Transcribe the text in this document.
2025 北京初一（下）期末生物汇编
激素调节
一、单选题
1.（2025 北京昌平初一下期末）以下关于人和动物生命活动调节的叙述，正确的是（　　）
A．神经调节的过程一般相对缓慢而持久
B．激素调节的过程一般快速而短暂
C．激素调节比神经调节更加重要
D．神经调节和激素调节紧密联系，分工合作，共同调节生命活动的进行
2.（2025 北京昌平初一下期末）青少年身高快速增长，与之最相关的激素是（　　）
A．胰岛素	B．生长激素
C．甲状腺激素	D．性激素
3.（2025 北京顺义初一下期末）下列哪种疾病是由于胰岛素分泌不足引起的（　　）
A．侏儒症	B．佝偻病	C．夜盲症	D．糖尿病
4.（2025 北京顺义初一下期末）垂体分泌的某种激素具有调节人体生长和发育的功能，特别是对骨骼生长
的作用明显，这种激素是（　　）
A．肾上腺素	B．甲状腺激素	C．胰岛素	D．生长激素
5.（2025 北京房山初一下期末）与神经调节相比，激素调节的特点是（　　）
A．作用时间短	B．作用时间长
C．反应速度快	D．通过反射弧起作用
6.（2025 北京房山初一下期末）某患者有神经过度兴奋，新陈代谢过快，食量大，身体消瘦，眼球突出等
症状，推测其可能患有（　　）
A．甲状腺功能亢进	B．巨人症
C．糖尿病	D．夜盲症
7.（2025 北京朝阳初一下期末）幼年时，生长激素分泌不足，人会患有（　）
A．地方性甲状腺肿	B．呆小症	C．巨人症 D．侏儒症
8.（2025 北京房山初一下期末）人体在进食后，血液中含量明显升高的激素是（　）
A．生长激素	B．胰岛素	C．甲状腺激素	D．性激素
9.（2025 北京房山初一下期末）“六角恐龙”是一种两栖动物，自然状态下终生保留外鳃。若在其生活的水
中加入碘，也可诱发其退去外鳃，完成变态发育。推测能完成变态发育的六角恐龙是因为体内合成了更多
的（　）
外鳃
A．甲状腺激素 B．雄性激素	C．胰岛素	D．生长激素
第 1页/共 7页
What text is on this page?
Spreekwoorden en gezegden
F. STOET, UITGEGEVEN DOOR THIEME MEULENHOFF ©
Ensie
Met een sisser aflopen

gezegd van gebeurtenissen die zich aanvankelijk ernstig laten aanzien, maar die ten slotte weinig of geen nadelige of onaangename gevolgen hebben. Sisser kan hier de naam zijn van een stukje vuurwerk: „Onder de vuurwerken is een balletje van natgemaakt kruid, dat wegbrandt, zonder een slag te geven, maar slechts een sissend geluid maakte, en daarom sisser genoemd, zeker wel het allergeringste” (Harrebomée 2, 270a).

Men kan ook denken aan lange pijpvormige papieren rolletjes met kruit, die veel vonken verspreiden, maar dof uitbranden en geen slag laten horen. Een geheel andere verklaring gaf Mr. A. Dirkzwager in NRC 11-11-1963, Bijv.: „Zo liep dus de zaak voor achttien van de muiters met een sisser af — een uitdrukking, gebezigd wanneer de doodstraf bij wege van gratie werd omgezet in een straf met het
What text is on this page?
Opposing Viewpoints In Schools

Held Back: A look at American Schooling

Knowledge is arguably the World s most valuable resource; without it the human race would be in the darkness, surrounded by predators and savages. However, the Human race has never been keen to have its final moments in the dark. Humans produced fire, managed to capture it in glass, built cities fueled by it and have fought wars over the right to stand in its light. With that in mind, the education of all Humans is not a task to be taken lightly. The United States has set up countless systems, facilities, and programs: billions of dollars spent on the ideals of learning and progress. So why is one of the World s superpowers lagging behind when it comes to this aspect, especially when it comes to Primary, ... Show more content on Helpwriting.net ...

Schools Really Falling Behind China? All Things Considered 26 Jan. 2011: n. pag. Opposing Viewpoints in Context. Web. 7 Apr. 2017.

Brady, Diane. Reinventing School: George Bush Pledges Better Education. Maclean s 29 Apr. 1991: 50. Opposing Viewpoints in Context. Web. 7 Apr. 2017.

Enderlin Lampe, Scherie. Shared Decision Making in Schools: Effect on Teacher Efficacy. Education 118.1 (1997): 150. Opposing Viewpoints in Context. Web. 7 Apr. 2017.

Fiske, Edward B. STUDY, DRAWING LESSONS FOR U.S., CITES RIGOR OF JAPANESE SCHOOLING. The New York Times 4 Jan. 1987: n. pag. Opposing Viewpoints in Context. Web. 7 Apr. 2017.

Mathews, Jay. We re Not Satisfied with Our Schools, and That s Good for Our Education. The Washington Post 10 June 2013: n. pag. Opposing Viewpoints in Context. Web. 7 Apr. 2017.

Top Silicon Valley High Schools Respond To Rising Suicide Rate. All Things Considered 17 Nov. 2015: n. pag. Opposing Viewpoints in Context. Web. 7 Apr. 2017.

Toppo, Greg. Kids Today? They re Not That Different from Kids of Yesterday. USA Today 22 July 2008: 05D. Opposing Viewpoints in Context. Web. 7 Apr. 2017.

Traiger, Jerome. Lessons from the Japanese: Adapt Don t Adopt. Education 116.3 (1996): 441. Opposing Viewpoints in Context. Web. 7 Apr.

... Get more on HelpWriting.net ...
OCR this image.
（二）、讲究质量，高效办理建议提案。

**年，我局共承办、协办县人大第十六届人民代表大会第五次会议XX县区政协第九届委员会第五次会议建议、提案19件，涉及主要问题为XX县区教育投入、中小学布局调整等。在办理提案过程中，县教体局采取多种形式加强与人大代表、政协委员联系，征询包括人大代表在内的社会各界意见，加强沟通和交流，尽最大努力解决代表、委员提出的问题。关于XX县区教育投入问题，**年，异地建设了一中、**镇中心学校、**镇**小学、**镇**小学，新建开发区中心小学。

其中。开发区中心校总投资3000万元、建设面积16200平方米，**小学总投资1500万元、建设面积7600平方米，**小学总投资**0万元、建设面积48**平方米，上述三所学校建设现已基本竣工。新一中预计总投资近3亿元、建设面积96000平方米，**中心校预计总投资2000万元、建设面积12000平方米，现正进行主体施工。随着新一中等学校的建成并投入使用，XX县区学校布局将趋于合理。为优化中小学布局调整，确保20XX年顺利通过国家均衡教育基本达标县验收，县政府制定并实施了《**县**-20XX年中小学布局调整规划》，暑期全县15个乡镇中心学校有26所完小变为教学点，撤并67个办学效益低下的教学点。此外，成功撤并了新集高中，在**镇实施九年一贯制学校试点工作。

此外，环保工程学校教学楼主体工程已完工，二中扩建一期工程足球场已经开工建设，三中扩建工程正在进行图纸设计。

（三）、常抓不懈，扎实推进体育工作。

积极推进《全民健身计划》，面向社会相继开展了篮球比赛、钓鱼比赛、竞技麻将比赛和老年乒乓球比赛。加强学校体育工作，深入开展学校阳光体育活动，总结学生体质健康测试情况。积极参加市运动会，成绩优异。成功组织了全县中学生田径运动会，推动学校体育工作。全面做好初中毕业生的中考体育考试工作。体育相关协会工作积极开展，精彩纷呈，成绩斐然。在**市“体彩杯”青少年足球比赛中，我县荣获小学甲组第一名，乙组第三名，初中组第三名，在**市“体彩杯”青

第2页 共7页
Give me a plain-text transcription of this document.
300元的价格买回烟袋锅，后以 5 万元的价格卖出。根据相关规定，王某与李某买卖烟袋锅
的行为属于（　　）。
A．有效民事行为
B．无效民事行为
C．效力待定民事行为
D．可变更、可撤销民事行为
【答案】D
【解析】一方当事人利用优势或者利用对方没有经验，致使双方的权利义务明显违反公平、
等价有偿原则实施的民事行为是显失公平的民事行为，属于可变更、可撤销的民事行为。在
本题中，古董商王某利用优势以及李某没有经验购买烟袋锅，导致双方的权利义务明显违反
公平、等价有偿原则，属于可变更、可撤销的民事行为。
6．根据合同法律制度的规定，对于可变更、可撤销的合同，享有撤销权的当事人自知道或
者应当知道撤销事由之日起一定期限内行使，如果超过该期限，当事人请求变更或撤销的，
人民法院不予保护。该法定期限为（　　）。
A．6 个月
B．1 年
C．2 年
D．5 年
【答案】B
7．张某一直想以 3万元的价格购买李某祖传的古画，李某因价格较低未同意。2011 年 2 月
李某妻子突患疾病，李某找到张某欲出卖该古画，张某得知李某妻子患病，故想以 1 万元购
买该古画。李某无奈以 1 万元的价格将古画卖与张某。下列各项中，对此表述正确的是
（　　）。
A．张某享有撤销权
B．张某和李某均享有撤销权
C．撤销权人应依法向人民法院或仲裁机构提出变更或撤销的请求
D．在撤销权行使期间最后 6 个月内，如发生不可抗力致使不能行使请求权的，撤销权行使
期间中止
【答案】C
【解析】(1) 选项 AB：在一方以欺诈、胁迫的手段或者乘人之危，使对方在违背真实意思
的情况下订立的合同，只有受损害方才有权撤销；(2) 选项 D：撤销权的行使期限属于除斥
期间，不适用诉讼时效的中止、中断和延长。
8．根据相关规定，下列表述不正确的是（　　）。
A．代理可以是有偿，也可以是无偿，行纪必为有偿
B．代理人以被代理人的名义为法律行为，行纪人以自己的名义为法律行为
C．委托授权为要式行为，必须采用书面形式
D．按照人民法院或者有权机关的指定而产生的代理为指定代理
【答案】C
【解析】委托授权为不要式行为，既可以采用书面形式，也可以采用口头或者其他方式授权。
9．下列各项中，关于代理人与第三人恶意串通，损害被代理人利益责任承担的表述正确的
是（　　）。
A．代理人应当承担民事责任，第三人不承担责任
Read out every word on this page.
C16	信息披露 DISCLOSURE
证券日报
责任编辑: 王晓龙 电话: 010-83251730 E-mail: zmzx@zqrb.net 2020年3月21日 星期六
= = =
--- PROMPT ---
Examine the records and pull out every line where the string "可撤销的民事行为" occurs.

--- EXERCISE OUTPUT ---
等价有偿原则实施的民事行为是显失公平的民事行为，属于可变更、可撤销的民事行为。在
公平、等价有偿原则，属于可变更、可撤销的民事行为。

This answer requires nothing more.